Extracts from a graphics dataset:

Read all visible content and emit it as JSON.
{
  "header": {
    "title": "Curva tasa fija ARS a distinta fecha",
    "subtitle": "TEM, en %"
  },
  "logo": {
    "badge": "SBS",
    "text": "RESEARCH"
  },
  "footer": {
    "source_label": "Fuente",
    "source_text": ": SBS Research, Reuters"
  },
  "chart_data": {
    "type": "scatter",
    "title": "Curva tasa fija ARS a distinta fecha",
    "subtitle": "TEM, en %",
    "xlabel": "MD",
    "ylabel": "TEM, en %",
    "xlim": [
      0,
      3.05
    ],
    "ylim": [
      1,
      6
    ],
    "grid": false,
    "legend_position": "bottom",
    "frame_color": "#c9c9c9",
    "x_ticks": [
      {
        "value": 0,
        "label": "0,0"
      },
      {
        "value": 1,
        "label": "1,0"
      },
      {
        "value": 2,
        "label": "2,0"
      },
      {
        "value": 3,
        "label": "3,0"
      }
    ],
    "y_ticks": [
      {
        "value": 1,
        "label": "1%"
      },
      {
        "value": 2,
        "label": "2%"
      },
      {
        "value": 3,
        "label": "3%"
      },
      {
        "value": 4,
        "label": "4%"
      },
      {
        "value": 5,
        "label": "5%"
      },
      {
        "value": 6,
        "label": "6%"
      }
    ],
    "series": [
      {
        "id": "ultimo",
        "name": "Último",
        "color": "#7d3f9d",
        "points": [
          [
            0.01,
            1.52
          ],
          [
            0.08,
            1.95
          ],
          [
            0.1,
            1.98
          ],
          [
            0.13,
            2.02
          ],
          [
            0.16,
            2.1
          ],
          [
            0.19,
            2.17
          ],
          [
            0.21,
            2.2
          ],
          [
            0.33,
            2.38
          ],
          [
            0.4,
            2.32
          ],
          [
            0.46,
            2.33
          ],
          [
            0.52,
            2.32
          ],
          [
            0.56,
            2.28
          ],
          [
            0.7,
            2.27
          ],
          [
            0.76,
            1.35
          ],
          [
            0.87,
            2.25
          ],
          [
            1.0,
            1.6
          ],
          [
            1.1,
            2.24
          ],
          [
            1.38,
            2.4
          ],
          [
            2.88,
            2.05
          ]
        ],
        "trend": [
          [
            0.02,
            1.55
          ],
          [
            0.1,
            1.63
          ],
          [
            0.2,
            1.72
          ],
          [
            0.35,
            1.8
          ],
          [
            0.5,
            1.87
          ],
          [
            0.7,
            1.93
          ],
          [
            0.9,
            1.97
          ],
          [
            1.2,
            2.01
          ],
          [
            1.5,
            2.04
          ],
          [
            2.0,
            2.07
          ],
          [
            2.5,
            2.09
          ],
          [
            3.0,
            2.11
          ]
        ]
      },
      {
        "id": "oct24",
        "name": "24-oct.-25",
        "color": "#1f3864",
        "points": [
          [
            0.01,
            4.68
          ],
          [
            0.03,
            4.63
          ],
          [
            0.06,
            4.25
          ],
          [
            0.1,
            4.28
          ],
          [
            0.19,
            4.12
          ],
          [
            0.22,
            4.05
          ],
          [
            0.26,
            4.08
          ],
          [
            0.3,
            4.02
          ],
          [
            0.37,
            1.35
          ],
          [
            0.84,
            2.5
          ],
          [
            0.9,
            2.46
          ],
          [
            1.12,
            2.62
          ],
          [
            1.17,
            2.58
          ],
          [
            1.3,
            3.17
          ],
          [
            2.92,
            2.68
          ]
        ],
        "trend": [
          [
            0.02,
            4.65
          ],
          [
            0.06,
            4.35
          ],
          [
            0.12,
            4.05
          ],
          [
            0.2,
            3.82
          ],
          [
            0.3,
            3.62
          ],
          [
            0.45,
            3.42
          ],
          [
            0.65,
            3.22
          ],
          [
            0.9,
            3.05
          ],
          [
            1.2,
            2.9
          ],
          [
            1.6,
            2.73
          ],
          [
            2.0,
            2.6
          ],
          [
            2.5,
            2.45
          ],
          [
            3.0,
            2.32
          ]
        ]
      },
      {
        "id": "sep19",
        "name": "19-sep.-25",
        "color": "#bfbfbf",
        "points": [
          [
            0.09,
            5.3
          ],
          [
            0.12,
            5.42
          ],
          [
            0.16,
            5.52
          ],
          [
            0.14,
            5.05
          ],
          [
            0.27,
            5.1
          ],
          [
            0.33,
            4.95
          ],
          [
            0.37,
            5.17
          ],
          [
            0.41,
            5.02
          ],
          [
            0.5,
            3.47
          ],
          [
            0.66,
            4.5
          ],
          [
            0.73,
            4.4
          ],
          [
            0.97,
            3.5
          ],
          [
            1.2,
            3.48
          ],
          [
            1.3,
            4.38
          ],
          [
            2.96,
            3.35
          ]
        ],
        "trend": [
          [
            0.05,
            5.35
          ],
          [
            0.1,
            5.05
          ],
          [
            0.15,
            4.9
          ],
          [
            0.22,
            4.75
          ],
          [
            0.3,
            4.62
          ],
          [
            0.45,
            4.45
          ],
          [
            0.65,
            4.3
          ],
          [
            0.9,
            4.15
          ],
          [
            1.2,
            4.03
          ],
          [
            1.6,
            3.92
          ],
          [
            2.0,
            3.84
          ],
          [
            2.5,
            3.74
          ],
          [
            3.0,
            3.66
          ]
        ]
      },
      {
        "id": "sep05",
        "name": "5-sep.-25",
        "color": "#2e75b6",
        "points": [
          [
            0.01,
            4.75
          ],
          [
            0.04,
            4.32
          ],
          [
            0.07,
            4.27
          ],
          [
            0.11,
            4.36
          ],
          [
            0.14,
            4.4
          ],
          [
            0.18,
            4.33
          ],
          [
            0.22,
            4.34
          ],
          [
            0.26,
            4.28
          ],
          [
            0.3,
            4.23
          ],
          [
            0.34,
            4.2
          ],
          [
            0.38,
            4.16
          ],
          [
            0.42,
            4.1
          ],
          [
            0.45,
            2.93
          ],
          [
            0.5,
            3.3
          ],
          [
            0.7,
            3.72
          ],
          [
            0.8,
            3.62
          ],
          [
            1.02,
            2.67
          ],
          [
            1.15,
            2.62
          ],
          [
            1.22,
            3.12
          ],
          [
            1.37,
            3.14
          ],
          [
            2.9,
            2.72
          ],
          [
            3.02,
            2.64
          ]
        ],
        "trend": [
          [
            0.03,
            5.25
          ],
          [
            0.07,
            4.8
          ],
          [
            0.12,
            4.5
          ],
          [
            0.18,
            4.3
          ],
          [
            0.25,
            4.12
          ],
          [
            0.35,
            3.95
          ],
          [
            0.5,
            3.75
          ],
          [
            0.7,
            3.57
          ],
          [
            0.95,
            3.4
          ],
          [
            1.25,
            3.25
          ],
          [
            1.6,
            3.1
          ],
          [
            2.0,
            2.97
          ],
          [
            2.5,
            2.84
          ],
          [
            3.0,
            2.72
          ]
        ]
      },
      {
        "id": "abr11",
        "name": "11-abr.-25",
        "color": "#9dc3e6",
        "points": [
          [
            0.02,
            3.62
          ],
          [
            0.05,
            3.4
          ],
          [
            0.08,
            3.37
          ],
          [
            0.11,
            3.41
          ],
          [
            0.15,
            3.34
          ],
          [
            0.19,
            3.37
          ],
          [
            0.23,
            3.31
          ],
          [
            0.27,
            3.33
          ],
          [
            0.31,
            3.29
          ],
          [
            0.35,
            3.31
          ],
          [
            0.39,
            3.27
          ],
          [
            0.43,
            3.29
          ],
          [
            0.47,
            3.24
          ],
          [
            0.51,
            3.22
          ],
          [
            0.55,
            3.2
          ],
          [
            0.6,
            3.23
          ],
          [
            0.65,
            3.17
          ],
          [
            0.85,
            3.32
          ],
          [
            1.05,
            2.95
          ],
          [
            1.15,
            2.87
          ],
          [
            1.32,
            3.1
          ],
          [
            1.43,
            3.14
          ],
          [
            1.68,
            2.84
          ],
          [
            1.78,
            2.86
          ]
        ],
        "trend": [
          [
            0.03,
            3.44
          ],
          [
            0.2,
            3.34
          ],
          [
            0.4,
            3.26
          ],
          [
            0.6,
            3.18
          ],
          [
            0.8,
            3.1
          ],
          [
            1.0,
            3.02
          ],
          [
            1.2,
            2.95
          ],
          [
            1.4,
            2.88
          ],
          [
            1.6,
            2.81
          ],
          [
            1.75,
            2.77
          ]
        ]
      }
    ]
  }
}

Short task: From the data above, work out how many lines contain the string "name" and reply with only the number.

Result below: 5